**Chart and figure data**.
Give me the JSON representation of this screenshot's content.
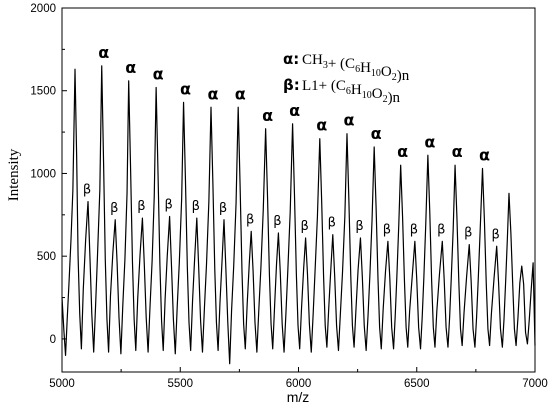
{
  "chart_data": {
    "type": "line",
    "xlabel": "m/z",
    "ylabel": "Intensity",
    "xlim": [
      5000,
      7000
    ],
    "ylim": [
      -200,
      2000
    ],
    "xticks": [
      5000,
      5500,
      6000,
      6500,
      7000
    ],
    "yticks": [
      0,
      500,
      1000,
      1500,
      2000
    ],
    "grid": false,
    "legend": {
      "position": "top-right",
      "entries": [
        {
          "symbol": "α:",
          "formula": "CH3+ (C6H10O2)n"
        },
        {
          "symbol": "β:",
          "formula": "L1+ (C6H10O2)n"
        }
      ]
    },
    "alpha_peaks": {
      "label": "α",
      "x": [
        5055,
        5168,
        5282,
        5398,
        5514,
        5630,
        5745,
        5861,
        5975,
        6090,
        6205,
        6320,
        6432,
        6547,
        6662,
        6778,
        6890
      ],
      "y": [
        1630,
        1650,
        1560,
        1520,
        1430,
        1400,
        1400,
        1270,
        1300,
        1210,
        1240,
        1160,
        1050,
        1110,
        1050,
        1030,
        880
      ]
    },
    "beta_peaks": {
      "label": "β",
      "x": [
        5110,
        5225,
        5340,
        5455,
        5570,
        5685,
        5800,
        5915,
        6030,
        6145,
        6262,
        6378,
        6492,
        6608,
        6722,
        6838
      ],
      "y": [
        830,
        720,
        730,
        740,
        730,
        720,
        650,
        640,
        610,
        630,
        610,
        590,
        590,
        590,
        570,
        560
      ]
    },
    "series": [
      {
        "x": [
          5000,
          5008,
          5015,
          5022,
          5030,
          5038,
          5046,
          5055,
          5062,
          5068,
          5075,
          5082,
          5090,
          5100,
          5110,
          5118,
          5126,
          5134,
          5142,
          5150,
          5160,
          5168,
          5176,
          5183,
          5190,
          5197,
          5205,
          5215,
          5225,
          5233,
          5241,
          5249,
          5257,
          5266,
          5275,
          5282,
          5290,
          5298,
          5305,
          5312,
          5320,
          5330,
          5340,
          5348,
          5356,
          5364,
          5372,
          5381,
          5390,
          5398,
          5406,
          5414,
          5421,
          5428,
          5436,
          5445,
          5455,
          5463,
          5471,
          5479,
          5487,
          5496,
          5506,
          5514,
          5522,
          5530,
          5537,
          5544,
          5552,
          5561,
          5570,
          5578,
          5586,
          5594,
          5602,
          5611,
          5621,
          5630,
          5638,
          5646,
          5653,
          5660,
          5668,
          5677,
          5685,
          5693,
          5701,
          5709,
          5717,
          5726,
          5736,
          5745,
          5753,
          5761,
          5768,
          5775,
          5783,
          5792,
          5800,
          5808,
          5816,
          5824,
          5832,
          5841,
          5851,
          5861,
          5869,
          5877,
          5884,
          5891,
          5899,
          5907,
          5915,
          5923,
          5931,
          5939,
          5947,
          5955,
          5965,
          5975,
          5983,
          5991,
          5998,
          6005,
          6013,
          6022,
          6030,
          6038,
          6046,
          6054,
          6062,
          6070,
          6080,
          6090,
          6098,
          6106,
          6113,
          6120,
          6128,
          6137,
          6145,
          6153,
          6161,
          6169,
          6177,
          6186,
          6196,
          6205,
          6213,
          6221,
          6228,
          6235,
          6243,
          6252,
          6262,
          6270,
          6278,
          6286,
          6294,
          6302,
          6311,
          6320,
          6328,
          6336,
          6343,
          6350,
          6358,
          6368,
          6378,
          6386,
          6394,
          6402,
          6409,
          6416,
          6424,
          6432,
          6440,
          6448,
          6455,
          6462,
          6470,
          6482,
          6492,
          6500,
          6508,
          6516,
          6523,
          6530,
          6538,
          6547,
          6555,
          6563,
          6570,
          6577,
          6585,
          6596,
          6608,
          6616,
          6624,
          6632,
          6639,
          6646,
          6654,
          6662,
          6670,
          6678,
          6685,
          6692,
          6700,
          6711,
          6722,
          6730,
          6738,
          6746,
          6753,
          6760,
          6768,
          6778,
          6786,
          6794,
          6801,
          6808,
          6816,
          6827,
          6838,
          6846,
          6854,
          6862,
          6869,
          6876,
          6883,
          6890,
          6898,
          6906,
          6913,
          6920,
          6928,
          6936,
          6944,
          6952,
          6960,
          6968,
          6976,
          6984,
          6992,
          7000
        ],
        "y": [
          250,
          50,
          -100,
          120,
          350,
          600,
          900,
          1630,
          1100,
          500,
          150,
          -60,
          300,
          600,
          830,
          500,
          150,
          -80,
          200,
          500,
          900,
          1650,
          1050,
          480,
          120,
          -80,
          260,
          520,
          720,
          460,
          130,
          -90,
          200,
          480,
          880,
          1560,
          1030,
          460,
          120,
          -70,
          240,
          510,
          730,
          450,
          130,
          -80,
          190,
          470,
          860,
          1520,
          1000,
          450,
          110,
          -70,
          240,
          500,
          740,
          440,
          120,
          -90,
          190,
          460,
          850,
          1430,
          960,
          430,
          100,
          -70,
          230,
          490,
          730,
          430,
          110,
          -80,
          180,
          450,
          830,
          1400,
          940,
          420,
          100,
          -70,
          220,
          480,
          720,
          420,
          100,
          -150,
          170,
          440,
          820,
          1400,
          930,
          410,
          90,
          -60,
          210,
          460,
          650,
          410,
          100,
          -80,
          170,
          430,
          780,
          1270,
          860,
          390,
          90,
          -60,
          200,
          450,
          640,
          400,
          90,
          -80,
          160,
          420,
          770,
          1300,
          870,
          390,
          80,
          -60,
          190,
          430,
          610,
          390,
          90,
          -80,
          150,
          410,
          740,
          1210,
          830,
          380,
          80,
          -50,
          190,
          430,
          630,
          380,
          80,
          -70,
          150,
          400,
          740,
          1240,
          840,
          380,
          80,
          -50,
          180,
          420,
          610,
          370,
          80,
          -70,
          140,
          390,
          720,
          1160,
          800,
          370,
          70,
          -60,
          180,
          410,
          590,
          370,
          70,
          -60,
          140,
          380,
          690,
          1050,
          740,
          350,
          70,
          -50,
          170,
          400,
          590,
          360,
          70,
          -60,
          130,
          370,
          690,
          1110,
          770,
          350,
          70,
          -50,
          170,
          390,
          590,
          360,
          70,
          -50,
          130,
          370,
          660,
          1050,
          730,
          340,
          60,
          -40,
          160,
          380,
          570,
          350,
          60,
          -50,
          130,
          360,
          650,
          1030,
          720,
          330,
          60,
          -40,
          160,
          370,
          560,
          340,
          60,
          -50,
          120,
          350,
          600,
          880,
          640,
          320,
          60,
          -40,
          130,
          340,
          440,
          330,
          40,
          -30,
          120,
          300,
          460,
          -40
        ]
      }
    ]
  }
}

**Brief**. Extract the text of all the records above verbatim, excluding pictures.

**Problem solution**.
Give me the JSON representation of this screenshot's content.
{
  "chart_data": {
    "type": "line",
    "xlabel": "m/z",
    "ylabel": "Intensity",
    "xlim": [
      5000,
      7000
    ],
    "ylim": [
      -200,
      2000
    ],
    "xticks": [
      5000,
      5500,
      6000,
      6500,
      7000
    ],
    "yticks": [
      0,
      500,
      1000,
      1500,
      2000
    ],
    "grid": false,
    "legend": {
      "position": "top-right",
      "entries": [
        {
          "symbol": "α:",
          "formula": "CH3+ (C6H10O2)n"
        },
        {
          "symbol": "β:",
          "formula": "L1+ (C6H10O2)n"
        }
      ]
    },
    "alpha_peaks": {
      "label": "α",
      "x": [
        5055,
        5168,
        5282,
        5398,
        5514,
        5630,
        5745,
        5861,
        5975,
        6090,
        6205,
        6320,
        6432,
        6547,
        6662,
        6778,
        6890
      ],
      "y": [
        1630,
        1650,
        1560,
        1520,
        1430,
        1400,
        1400,
        1270,
        1300,
        1210,
        1240,
        1160,
        1050,
        1110,
        1050,
        1030,
        880
      ]
    },
    "beta_peaks": {
      "label": "β",
      "x": [
        5110,
        5225,
        5340,
        5455,
        5570,
        5685,
        5800,
        5915,
        6030,
        6145,
        6262,
        6378,
        6492,
        6608,
        6722,
        6838
      ],
      "y": [
        830,
        720,
        730,
        740,
        730,
        720,
        650,
        640,
        610,
        630,
        610,
        590,
        590,
        590,
        570,
        560
      ]
    },
    "series": [
      {
        "x": [
          5000,
          5008,
          5015,
          5022,
          5030,
          5038,
          5046,
          5055,
          5062,
          5068,
          5075,
          5082,
          5090,
          5100,
          5110,
          5118,
          5126,
          5134,
          5142,
          5150,
          5160,
          5168,
          5176,
          5183,
          5190,
          5197,
          5205,
          5215,
          5225,
          5233,
          5241,
          5249,
          5257,
          5266,
          5275,
          5282,
          5290,
          5298,
          5305,
          5312,
          5320,
          5330,
          5340,
          5348,
          5356,
          5364,
          5372,
          5381,
          5390,
          5398,
          5406,
          5414,
          5421,
          5428,
          5436,
          5445,
          5455,
          5463,
          5471,
          5479,
          5487,
          5496,
          5506,
          5514,
          5522,
          5530,
          5537,
          5544,
          5552,
          5561,
          5570,
          5578,
          5586,
          5594,
          5602,
          5611,
          5621,
          5630,
          5638,
          5646,
          5653,
          5660,
          5668,
          5677,
          5685,
          5693,
          5701,
          5709,
          5717,
          5726,
          5736,
          5745,
          5753,
          5761,
          5768,
          5775,
          5783,
          5792,
          5800,
          5808,
          5816,
          5824,
          5832,
          5841,
          5851,
          5861,
          5869,
          5877,
          5884,
          5891,
          5899,
          5907,
          5915,
          5923,
          5931,
          5939,
          5947,
          5955,
          5965,
          5975,
          5983,
          5991,
          5998,
          6005,
          6013,
          6022,
          6030,
          6038,
          6046,
          6054,
          6062,
          6070,
          6080,
          6090,
          6098,
          6106,
          6113,
          6120,
          6128,
          6137,
          6145,
          6153,
          6161,
          6169,
          6177,
          6186,
          6196,
          6205,
          6213,
          6221,
          6228,
          6235,
          6243,
          6252,
          6262,
          6270,
          6278,
          6286,
          6294,
          6302,
          6311,
          6320,
          6328,
          6336,
          6343,
          6350,
          6358,
          6368,
          6378,
          6386,
          6394,
          6402,
          6409,
          6416,
          6424,
          6432,
          6440,
          6448,
          6455,
          6462,
          6470,
          6482,
          6492,
          6500,
          6508,
          6516,
          6523,
          6530,
          6538,
          6547,
          6555,
          6563,
          6570,
          6577,
          6585,
          6596,
          6608,
          6616,
          6624,
          6632,
          6639,
          6646,
          6654,
          6662,
          6670,
          6678,
          6685,
          6692,
          6700,
          6711,
          6722,
          6730,
          6738,
          6746,
          6753,
          6760,
          6768,
          6778,
          6786,
          6794,
          6801,
          6808,
          6816,
          6827,
          6838,
          6846,
          6854,
          6862,
          6869,
          6876,
          6883,
          6890,
          6898,
          6906,
          6913,
          6920,
          6928,
          6936,
          6944,
          6952,
          6960,
          6968,
          6976,
          6984,
          6992,
          7000
        ],
        "y": [
          250,
          50,
          -100,
          120,
          350,
          600,
          900,
          1630,
          1100,
          500,
          150,
          -60,
          300,
          600,
          830,
          500,
          150,
          -80,
          200,
          500,
          900,
          1650,
          1050,
          480,
          120,
          -80,
          260,
          520,
          720,
          460,
          130,
          -90,
          200,
          480,
          880,
          1560,
          1030,
          460,
          120,
          -70,
          240,
          510,
          730,
          450,
          130,
          -80,
          190,
          470,
          860,
          1520,
          1000,
          450,
          110,
          -70,
          240,
          500,
          740,
          440,
          120,
          -90,
          190,
          460,
          850,
          1430,
          960,
          430,
          100,
          -70,
          230,
          490,
          730,
          430,
          110,
          -80,
          180,
          450,
          830,
          1400,
          940,
          420,
          100,
          -70,
          220,
          480,
          720,
          420,
          100,
          -150,
          170,
          440,
          820,
          1400,
          930,
          410,
          90,
          -60,
          210,
          460,
          650,
          410,
          100,
          -80,
          170,
          430,
          780,
          1270,
          860,
          390,
          90,
          -60,
          200,
          450,
          640,
          400,
          90,
          -80,
          160,
          420,
          770,
          1300,
          870,
          390,
          80,
          -60,
          190,
          430,
          610,
          390,
          90,
          -80,
          150,
          410,
          740,
          1210,
          830,
          380,
          80,
          -50,
          190,
          430,
          630,
          380,
          80,
          -70,
          150,
          400,
          740,
          1240,
          840,
          380,
          80,
          -50,
          180,
          420,
          610,
          370,
          80,
          -70,
          140,
          390,
          720,
          1160,
          800,
          370,
          70,
          -60,
          180,
          410,
          590,
          370,
          70,
          -60,
          140,
          380,
          690,
          1050,
          740,
          350,
          70,
          -50,
          170,
          400,
          590,
          360,
          70,
          -60,
          130,
          370,
          690,
          1110,
          770,
          350,
          70,
          -50,
          170,
          390,
          590,
          360,
          70,
          -50,
          130,
          370,
          660,
          1050,
          730,
          340,
          60,
          -40,
          160,
          380,
          570,
          350,
          60,
          -50,
          130,
          360,
          650,
          1030,
          720,
          330,
          60,
          -40,
          160,
          370,
          560,
          340,
          60,
          -50,
          120,
          350,
          600,
          880,
          640,
          320,
          60,
          -40,
          130,
          340,
          440,
          330,
          40,
          -30,
          120,
          300,
          460,
          -40
        ]
      }
    ]
  }
}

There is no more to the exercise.